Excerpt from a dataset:
--- Start ---

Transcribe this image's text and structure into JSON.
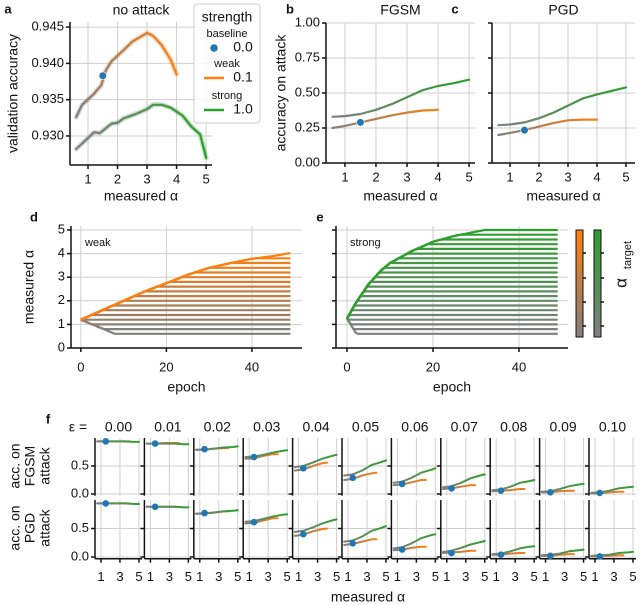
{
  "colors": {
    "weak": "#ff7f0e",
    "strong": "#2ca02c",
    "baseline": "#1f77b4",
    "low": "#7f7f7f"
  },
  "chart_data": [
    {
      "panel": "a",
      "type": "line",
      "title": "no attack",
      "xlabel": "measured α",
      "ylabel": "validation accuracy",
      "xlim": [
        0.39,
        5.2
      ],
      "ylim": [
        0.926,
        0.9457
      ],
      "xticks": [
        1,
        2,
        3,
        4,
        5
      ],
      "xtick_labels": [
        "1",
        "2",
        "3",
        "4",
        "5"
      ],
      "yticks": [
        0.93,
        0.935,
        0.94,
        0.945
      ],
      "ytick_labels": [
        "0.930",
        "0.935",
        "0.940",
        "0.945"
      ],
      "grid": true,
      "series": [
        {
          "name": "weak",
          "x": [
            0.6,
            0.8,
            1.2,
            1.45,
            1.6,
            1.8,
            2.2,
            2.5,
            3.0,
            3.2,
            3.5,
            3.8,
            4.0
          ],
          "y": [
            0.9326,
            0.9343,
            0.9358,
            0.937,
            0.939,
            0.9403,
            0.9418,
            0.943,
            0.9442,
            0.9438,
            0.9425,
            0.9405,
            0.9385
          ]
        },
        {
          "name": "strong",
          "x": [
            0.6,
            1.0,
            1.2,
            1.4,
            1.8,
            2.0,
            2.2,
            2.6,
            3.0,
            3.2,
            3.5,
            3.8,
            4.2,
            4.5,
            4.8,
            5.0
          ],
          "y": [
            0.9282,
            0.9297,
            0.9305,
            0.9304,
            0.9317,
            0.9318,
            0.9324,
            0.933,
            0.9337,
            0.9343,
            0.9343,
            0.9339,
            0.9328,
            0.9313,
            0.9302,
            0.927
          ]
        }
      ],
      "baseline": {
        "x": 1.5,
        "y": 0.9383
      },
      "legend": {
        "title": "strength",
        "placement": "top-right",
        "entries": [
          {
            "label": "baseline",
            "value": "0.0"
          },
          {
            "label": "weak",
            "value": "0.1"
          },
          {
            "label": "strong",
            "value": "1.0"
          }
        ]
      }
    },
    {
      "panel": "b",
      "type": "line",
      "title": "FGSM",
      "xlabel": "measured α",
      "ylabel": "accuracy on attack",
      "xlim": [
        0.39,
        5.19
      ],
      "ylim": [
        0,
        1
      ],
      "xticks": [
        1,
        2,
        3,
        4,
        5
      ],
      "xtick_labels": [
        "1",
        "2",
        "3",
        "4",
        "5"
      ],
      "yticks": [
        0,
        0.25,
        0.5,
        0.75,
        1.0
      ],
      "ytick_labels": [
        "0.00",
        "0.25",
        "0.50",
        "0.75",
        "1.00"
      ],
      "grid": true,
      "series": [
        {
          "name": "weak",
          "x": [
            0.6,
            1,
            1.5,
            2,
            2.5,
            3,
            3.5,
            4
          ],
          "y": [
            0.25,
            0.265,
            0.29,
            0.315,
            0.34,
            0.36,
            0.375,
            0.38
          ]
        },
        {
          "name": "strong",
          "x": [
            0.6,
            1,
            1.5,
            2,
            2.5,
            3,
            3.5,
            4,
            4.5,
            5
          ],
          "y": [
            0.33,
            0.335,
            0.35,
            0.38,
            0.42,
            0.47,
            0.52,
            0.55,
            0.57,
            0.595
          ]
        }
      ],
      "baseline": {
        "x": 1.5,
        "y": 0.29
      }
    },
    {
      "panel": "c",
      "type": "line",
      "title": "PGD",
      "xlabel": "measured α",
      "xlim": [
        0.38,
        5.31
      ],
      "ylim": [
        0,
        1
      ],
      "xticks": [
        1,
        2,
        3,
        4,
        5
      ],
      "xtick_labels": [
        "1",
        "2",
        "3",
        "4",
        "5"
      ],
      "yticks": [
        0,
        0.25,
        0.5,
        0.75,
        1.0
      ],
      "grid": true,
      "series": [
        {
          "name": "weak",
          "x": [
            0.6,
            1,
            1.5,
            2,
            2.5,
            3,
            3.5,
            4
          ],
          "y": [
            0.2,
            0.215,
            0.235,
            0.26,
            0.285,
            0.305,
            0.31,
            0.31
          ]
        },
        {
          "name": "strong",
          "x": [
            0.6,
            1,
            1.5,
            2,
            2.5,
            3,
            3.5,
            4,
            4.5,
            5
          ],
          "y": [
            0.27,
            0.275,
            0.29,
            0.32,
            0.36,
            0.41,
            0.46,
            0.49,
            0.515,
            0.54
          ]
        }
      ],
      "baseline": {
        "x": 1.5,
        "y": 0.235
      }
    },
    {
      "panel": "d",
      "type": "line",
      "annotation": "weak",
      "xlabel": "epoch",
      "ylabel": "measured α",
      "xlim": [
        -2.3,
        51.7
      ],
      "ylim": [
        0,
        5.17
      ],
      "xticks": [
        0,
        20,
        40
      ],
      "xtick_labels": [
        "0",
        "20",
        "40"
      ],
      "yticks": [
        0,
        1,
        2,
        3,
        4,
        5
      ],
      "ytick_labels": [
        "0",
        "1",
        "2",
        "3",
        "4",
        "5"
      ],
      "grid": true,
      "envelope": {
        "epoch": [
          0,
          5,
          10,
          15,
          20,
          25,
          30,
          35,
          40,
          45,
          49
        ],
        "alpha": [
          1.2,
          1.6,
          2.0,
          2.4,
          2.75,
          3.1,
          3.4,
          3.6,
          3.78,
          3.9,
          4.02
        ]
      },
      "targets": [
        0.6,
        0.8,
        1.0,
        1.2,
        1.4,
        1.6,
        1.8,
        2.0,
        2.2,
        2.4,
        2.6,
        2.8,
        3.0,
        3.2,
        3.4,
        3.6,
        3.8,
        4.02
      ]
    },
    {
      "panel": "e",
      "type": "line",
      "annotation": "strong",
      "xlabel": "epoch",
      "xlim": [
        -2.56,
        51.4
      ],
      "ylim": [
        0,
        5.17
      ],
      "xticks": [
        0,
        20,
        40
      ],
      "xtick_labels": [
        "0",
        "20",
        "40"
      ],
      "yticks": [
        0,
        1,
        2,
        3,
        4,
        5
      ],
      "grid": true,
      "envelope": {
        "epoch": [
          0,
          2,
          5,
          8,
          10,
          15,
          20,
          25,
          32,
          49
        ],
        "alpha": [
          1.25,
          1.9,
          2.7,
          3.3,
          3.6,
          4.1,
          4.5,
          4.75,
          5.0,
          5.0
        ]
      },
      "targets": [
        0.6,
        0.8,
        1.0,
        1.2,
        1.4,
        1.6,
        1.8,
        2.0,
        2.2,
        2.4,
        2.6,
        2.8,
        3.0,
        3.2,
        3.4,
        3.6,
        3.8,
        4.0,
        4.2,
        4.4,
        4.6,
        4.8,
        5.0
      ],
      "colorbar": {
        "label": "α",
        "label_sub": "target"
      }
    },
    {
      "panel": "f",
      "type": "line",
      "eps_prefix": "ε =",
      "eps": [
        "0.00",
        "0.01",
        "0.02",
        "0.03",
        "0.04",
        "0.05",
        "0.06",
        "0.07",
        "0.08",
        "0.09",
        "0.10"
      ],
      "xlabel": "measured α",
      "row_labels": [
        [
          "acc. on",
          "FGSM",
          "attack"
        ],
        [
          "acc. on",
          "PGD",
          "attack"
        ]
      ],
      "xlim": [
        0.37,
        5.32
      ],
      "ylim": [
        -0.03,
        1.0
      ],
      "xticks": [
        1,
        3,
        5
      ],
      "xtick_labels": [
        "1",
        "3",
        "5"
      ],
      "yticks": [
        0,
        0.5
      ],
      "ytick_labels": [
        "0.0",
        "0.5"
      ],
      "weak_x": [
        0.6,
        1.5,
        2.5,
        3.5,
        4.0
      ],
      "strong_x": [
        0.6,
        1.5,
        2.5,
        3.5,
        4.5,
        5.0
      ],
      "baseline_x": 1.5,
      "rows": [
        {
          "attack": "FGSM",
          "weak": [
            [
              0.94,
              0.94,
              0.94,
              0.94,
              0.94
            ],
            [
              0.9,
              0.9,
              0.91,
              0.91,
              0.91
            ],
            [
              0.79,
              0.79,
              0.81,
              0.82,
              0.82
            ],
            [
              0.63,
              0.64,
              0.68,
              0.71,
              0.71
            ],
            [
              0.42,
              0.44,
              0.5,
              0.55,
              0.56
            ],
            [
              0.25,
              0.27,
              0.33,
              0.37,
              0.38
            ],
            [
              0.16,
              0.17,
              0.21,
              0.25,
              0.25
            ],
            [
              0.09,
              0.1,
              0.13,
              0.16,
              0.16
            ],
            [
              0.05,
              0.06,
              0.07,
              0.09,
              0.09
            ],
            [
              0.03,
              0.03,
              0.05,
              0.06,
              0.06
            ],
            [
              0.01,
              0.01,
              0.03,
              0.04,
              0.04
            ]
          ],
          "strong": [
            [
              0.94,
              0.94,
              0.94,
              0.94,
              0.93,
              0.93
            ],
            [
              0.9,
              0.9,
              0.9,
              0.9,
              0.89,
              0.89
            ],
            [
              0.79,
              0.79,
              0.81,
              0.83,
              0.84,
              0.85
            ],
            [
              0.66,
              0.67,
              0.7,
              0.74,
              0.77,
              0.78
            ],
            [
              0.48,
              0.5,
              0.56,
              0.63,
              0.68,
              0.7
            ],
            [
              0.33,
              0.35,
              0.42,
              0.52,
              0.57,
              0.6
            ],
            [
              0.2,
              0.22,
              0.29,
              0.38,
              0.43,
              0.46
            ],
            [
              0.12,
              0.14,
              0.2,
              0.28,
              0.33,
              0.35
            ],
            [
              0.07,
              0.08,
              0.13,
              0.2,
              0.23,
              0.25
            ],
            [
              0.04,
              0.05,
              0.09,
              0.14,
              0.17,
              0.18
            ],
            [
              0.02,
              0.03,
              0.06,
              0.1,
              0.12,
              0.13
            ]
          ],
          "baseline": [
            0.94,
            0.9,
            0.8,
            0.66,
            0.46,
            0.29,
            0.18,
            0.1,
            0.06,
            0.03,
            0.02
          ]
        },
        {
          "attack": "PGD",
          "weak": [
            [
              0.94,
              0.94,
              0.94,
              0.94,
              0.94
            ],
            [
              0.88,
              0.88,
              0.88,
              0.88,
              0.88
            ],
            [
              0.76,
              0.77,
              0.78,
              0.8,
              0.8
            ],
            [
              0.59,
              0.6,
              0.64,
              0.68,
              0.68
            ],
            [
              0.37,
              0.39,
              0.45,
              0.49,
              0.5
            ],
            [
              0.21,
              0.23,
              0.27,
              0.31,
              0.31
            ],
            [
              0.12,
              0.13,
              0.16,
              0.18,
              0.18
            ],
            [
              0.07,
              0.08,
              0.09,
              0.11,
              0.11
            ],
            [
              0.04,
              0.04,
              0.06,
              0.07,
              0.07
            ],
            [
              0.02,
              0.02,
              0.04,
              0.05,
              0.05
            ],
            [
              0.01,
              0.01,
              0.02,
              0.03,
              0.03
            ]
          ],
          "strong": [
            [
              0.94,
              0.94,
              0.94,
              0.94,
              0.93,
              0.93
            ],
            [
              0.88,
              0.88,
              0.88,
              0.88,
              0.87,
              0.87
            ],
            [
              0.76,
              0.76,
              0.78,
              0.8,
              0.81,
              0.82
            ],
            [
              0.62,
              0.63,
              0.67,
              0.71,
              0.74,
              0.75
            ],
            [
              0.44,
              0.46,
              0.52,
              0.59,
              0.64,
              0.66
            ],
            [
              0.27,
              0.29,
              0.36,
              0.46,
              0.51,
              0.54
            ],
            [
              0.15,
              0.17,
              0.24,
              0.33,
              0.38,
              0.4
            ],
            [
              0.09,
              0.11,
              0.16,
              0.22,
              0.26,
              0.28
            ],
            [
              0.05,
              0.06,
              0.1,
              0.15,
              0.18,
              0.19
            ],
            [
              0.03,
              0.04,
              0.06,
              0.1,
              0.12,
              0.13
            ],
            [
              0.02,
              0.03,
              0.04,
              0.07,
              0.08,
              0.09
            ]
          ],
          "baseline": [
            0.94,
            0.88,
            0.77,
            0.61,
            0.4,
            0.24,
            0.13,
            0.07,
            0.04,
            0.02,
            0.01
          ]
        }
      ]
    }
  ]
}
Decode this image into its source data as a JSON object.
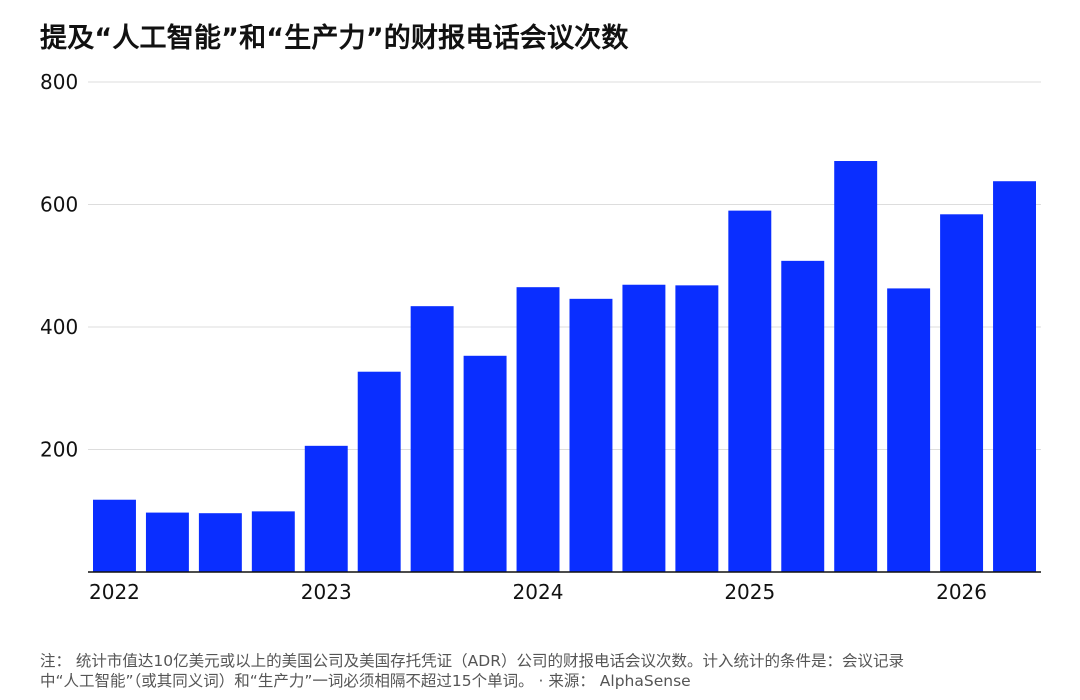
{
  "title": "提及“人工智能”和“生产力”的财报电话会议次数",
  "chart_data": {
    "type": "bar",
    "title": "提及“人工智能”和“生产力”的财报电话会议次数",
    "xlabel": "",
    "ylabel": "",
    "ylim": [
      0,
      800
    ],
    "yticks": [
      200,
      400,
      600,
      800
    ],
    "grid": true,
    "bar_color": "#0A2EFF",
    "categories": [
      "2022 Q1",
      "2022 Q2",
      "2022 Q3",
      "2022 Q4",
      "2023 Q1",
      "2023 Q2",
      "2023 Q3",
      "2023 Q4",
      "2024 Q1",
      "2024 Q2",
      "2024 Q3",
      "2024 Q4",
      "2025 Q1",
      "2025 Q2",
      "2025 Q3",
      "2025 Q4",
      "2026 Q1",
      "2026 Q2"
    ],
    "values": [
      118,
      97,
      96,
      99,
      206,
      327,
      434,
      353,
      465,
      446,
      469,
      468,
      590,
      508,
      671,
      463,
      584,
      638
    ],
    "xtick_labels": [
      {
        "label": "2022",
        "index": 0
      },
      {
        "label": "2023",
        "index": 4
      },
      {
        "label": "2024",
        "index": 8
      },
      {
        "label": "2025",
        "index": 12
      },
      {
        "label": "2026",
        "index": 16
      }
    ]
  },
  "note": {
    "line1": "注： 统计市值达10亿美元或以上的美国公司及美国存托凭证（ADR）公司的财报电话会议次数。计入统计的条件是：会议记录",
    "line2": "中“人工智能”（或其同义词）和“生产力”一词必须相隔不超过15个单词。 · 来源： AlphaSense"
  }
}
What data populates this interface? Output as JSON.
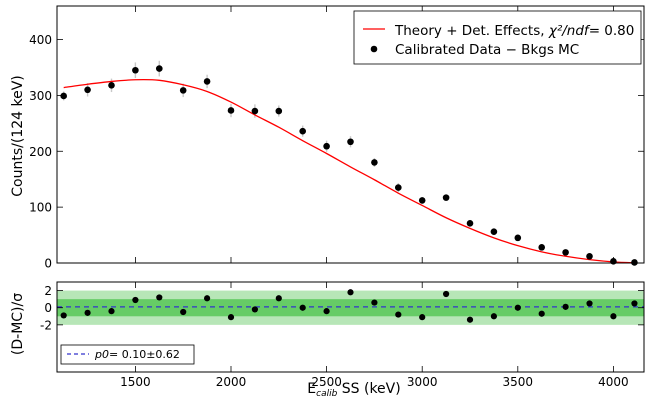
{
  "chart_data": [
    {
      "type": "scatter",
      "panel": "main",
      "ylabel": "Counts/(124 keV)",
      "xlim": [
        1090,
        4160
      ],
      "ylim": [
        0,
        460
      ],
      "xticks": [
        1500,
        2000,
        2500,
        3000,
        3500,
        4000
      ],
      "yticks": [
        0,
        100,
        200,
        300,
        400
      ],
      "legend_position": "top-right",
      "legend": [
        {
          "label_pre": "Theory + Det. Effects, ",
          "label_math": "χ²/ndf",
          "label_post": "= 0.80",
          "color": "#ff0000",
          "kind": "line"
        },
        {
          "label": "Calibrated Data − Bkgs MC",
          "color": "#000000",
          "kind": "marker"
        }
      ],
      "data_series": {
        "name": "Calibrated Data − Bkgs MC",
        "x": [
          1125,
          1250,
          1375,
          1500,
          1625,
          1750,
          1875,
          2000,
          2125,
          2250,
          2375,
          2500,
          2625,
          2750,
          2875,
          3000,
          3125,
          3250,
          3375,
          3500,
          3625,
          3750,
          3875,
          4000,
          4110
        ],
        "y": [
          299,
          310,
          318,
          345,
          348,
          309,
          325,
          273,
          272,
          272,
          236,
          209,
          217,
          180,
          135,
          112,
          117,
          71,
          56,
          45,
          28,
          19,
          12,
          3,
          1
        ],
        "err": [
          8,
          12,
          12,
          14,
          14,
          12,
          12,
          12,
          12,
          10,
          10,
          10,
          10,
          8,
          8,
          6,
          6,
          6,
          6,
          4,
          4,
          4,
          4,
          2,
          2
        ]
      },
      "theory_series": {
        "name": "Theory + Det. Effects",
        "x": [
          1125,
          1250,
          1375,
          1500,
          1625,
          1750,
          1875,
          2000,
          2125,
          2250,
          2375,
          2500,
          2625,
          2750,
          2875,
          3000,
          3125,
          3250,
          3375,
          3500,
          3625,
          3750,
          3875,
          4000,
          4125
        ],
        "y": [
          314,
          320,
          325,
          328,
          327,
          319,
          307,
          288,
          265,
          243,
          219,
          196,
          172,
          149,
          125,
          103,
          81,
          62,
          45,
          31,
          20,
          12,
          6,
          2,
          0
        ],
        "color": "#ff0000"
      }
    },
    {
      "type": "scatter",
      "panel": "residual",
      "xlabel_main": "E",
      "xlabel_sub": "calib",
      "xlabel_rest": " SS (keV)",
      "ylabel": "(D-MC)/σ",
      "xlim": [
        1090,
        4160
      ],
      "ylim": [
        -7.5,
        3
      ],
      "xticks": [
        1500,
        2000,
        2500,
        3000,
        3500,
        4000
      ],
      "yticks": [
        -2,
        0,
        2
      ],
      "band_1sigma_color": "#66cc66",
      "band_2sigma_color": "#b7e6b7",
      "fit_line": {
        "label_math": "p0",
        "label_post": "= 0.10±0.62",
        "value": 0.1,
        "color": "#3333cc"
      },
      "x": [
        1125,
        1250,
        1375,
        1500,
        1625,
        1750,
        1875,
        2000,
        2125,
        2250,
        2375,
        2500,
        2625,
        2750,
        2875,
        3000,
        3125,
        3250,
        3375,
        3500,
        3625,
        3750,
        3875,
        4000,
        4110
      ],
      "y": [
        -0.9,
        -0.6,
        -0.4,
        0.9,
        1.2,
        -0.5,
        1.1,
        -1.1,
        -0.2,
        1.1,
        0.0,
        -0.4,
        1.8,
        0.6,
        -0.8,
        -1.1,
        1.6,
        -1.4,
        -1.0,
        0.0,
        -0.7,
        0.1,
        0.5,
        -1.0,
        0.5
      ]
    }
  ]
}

--- End ---

### Goal of the exercise:
Read the entries and select each line where the word "right" is found.

### Written response:
        "placement": "top-right",
      "legend_position": "top-right",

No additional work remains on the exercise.